• Exercise description:
Gather from the material every line that contains the string "صالح".

Entries taken from a collection
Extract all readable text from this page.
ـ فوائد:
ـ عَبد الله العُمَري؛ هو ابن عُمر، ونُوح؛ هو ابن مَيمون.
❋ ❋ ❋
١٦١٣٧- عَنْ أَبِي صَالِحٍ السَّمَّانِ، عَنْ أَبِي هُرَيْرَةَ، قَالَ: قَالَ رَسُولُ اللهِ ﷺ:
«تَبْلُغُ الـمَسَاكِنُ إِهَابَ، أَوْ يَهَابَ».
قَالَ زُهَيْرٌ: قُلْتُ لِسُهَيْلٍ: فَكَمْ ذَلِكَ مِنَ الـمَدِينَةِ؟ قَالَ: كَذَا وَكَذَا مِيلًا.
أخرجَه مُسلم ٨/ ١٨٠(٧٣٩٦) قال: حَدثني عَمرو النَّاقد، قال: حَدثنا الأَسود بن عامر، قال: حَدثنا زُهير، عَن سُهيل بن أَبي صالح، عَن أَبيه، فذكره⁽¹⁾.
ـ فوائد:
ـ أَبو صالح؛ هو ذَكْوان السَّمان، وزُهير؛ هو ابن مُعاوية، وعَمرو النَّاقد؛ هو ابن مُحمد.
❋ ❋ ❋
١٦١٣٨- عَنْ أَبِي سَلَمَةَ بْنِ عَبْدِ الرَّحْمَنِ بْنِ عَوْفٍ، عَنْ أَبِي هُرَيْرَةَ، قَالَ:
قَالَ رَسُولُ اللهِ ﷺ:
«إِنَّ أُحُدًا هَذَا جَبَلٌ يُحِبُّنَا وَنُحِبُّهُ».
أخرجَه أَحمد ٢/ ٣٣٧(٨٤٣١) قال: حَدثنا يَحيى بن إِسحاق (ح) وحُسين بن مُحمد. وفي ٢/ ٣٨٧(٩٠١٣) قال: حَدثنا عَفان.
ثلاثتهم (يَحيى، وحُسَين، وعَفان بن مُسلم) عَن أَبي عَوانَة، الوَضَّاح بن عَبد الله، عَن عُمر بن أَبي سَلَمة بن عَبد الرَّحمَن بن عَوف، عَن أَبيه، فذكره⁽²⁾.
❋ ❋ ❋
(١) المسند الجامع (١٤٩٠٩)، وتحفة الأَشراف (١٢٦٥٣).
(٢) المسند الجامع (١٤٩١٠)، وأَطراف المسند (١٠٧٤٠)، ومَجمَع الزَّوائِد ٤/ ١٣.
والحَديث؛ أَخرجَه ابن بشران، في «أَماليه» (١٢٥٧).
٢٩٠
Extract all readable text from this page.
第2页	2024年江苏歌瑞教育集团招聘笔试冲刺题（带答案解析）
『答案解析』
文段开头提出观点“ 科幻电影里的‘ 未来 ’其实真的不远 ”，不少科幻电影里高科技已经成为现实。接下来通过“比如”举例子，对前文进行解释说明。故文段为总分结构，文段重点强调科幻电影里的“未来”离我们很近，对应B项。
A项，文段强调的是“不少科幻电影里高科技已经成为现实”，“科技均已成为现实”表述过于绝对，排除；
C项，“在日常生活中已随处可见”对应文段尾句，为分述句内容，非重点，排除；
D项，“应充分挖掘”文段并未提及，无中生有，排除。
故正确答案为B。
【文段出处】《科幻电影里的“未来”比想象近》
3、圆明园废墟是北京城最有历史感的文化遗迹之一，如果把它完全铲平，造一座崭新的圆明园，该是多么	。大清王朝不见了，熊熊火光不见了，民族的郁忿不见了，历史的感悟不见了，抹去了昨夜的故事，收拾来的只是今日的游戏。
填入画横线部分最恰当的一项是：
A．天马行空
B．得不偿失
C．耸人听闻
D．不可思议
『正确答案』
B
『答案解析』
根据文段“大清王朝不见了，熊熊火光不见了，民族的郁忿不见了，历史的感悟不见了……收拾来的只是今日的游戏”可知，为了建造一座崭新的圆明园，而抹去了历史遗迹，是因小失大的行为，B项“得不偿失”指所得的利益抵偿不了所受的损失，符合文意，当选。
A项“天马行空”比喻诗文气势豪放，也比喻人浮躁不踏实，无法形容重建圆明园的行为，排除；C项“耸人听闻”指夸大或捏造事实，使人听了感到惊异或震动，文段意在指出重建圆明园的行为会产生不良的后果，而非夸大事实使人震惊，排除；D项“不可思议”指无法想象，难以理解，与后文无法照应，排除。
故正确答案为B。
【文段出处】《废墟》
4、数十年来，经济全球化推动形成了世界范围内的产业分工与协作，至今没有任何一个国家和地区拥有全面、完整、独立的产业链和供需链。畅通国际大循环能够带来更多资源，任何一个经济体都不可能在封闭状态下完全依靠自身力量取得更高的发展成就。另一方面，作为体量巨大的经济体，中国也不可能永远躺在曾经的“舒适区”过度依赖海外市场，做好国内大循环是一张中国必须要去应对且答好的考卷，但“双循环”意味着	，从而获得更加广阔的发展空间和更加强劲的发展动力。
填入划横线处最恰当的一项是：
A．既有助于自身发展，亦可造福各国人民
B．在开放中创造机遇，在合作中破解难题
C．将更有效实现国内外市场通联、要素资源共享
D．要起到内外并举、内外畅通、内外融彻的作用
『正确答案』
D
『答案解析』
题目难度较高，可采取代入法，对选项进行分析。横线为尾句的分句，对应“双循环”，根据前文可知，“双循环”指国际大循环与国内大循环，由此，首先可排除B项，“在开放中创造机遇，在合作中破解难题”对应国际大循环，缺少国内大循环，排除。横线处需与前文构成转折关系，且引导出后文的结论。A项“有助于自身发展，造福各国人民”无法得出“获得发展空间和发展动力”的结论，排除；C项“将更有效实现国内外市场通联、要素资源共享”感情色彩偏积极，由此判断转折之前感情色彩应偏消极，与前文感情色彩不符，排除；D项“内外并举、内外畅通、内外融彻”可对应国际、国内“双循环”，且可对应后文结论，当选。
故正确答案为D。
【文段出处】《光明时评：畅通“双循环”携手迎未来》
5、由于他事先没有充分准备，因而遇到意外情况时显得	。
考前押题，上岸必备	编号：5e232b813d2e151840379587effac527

• Full response:
أخرجَه مُسلم ٨/ ١٨٠(٧٣٩٦) قال: حَدثني عَمرو النَّاقد، قال: حَدثنا الأَسود بن عامر، قال: حَدثنا زُهير، عَن سُهيل بن أَبي صالح، عَن أَبيه، فذكره⁽¹⁾.
ـ أَبو صالح؛ هو ذَكْوان السَّمان، وزُهير؛ هو ابن مُعاوية، وعَمرو النَّاقد؛ هو ابن مُحمد.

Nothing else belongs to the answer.